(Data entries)
+++
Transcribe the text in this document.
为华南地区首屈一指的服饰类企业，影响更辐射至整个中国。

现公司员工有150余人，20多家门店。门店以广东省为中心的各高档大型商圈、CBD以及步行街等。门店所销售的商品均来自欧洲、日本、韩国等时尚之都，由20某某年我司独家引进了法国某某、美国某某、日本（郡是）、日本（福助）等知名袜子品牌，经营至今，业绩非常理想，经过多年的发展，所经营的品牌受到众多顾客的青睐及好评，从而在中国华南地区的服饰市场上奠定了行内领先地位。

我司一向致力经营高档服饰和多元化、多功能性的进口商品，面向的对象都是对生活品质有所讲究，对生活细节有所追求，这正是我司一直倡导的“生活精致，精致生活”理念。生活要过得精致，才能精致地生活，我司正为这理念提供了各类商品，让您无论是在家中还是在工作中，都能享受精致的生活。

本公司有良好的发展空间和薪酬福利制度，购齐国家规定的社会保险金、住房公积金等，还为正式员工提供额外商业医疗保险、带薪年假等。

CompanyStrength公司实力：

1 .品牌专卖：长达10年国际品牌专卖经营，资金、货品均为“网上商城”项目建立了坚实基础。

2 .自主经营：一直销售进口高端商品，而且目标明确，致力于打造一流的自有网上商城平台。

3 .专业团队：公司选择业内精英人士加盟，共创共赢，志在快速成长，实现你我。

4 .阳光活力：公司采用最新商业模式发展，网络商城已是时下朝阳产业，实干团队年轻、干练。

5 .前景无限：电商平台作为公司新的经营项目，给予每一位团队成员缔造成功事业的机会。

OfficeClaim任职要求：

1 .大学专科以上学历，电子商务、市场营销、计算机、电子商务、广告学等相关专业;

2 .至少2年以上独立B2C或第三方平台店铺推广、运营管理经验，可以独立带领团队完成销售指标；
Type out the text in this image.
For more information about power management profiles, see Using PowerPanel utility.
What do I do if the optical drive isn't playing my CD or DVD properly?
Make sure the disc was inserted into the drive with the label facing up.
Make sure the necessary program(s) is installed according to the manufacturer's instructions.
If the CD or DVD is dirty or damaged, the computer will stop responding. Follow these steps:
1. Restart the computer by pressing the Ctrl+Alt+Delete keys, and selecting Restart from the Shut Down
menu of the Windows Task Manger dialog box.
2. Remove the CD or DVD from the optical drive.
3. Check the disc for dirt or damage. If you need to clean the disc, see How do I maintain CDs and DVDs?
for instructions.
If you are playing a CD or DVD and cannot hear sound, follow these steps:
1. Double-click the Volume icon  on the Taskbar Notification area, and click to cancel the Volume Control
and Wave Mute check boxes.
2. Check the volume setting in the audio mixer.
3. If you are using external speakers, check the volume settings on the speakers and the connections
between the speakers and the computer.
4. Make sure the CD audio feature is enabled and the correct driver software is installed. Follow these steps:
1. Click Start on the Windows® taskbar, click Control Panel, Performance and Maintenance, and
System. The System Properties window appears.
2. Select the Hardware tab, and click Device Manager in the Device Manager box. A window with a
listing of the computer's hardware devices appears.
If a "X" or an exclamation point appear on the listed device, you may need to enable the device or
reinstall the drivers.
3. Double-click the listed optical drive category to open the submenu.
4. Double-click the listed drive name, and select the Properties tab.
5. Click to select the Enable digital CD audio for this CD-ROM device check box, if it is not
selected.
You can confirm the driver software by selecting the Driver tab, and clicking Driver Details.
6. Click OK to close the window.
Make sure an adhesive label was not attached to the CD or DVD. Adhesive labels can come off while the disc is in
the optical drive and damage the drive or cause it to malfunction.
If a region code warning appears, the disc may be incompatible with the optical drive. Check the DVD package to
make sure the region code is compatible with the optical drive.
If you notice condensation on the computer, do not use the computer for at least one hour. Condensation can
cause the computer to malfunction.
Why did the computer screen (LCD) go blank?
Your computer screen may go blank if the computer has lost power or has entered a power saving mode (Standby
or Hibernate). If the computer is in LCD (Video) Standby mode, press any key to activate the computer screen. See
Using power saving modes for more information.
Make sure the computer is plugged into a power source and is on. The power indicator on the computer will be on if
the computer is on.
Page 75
+++
§ **THE REQUEST**: Each record above should be restated word for word.

§ **RESPONSE TO THE EXERCISE**:
Transcribe the text in this document.
为华南地区首屈一指的服饰类企业，影响更辐射至整个中国。

现公司员工有150余人，20多家门店。门店以广东省为中心的各高档大型商圈、CBD以及步行街等。门店所销售的商品均来自欧洲、日本、韩国等时尚之都，由20某某年我司独家引进了法国某某、美国某某、日本（郡是）、日本（福助）等知名袜子品牌，经营至今，业绩非常理想，经过多年的发展，所经营的品牌受到众多顾客的青睐及好评，从而在中国华南地区的服饰市场上奠定了行内领先地位。

我司一向致力经营高档服饰和多元化、多功能性的进口商品，面向的对象都是对生活品质有所讲究，对生活细节有所追求，这正是我司一直倡导的“生活精致，精致生活”理念。生活要过得精致，才能精致地生活，我司正为这理念提供了各类商品，让您无论是在家中还是在工作中，都能享受精致的生活。

本公司有良好的发展空间和薪酬福利制度，购齐国家规定的社会保险金、住房公积金等，还为正式员工提供额外商业医疗保险、带薪年假等。

CompanyStrength公司实力：

1 .品牌专卖：长达10年国际品牌专卖经营，资金、货品均为“网上商城”项目建立了坚实基础。

2 .自主经营：一直销售进口高端商品，而且目标明确，致力于打造一流的自有网上商城平台。

3 .专业团队：公司选择业内精英人士加盟，共创共赢，志在快速成长，实现你我。

4 .阳光活力：公司采用最新商业模式发展，网络商城已是时下朝阳产业，实干团队年轻、干练。

5 .前景无限：电商平台作为公司新的经营项目，给予每一位团队成员缔造成功事业的机会。

OfficeClaim任职要求：

1 .大学专科以上学历，电子商务、市场营销、计算机、电子商务、广告学等相关专业;

2 .至少2年以上独立B2C或第三方平台店铺推广、运营管理经验，可以独立带领团队完成销售指标；
Type out the text in this image.
For more information about power management profiles, see Using PowerPanel utility.
What do I do if the optical drive isn't playing my CD or DVD properly?
Make sure the disc was inserted into the drive with the label facing up.
Make sure the necessary program(s) is installed according to the manufacturer's instructions.
If the CD or DVD is dirty or damaged, the computer will stop responding. Follow these steps:
1. Restart the computer by pressing the Ctrl+Alt+Delete keys, and selecting Restart from the Shut Down
menu of the Windows Task Manger dialog box.
2. Remove the CD or DVD from the optical drive.
3. Check the disc for dirt or damage. If you need to clean the disc, see How do I maintain CDs and DVDs?
for instructions.
If you are playing a CD or DVD and cannot hear sound, follow these steps:
1. Double-click the Volume icon  on the Taskbar Notification area, and click to cancel the Volume Control
and Wave Mute check boxes.
2. Check the volume setting in the audio mixer.
3. If you are using external speakers, check the volume settings on the speakers and the connections
between the speakers and the computer.
4. Make sure the CD audio feature is enabled and the correct driver software is installed. Follow these steps:
1. Click Start on the Windows® taskbar, click Control Panel, Performance and Maintenance, and
System. The System Properties window appears.
2. Select the Hardware tab, and click Device Manager in the Device Manager box. A window with a
listing of the computer's hardware devices appears.
If a "X" or an exclamation point appear on the listed device, you may need to enable the device or
reinstall the drivers.
3. Double-click the listed optical drive category to open the submenu.
4. Double-click the listed drive name, and select the Properties tab.
5. Click to select the Enable digital CD audio for this CD-ROM device check box, if it is not
selected.
You can confirm the driver software by selecting the Driver tab, and clicking Driver Details.
6. Click OK to close the window.
Make sure an adhesive label was not attached to the CD or DVD. Adhesive labels can come off while the disc is in
the optical drive and damage the drive or cause it to malfunction.
If a region code warning appears, the disc may be incompatible with the optical drive. Check the DVD package to
make sure the region code is compatible with the optical drive.
If you notice condensation on the computer, do not use the computer for at least one hour. Condensation can
cause the computer to malfunction.
Why did the computer screen (LCD) go blank?
Your computer screen may go blank if the computer has lost power or has entered a power saving mode (Standby
or Hibernate). If the computer is in LCD (Video) Standby mode, press any key to activate the computer screen. See
Using power saving modes for more information.
Make sure the computer is plugged into a power source and is on. The power indicator on the computer will be on if
the computer is on.
Page 75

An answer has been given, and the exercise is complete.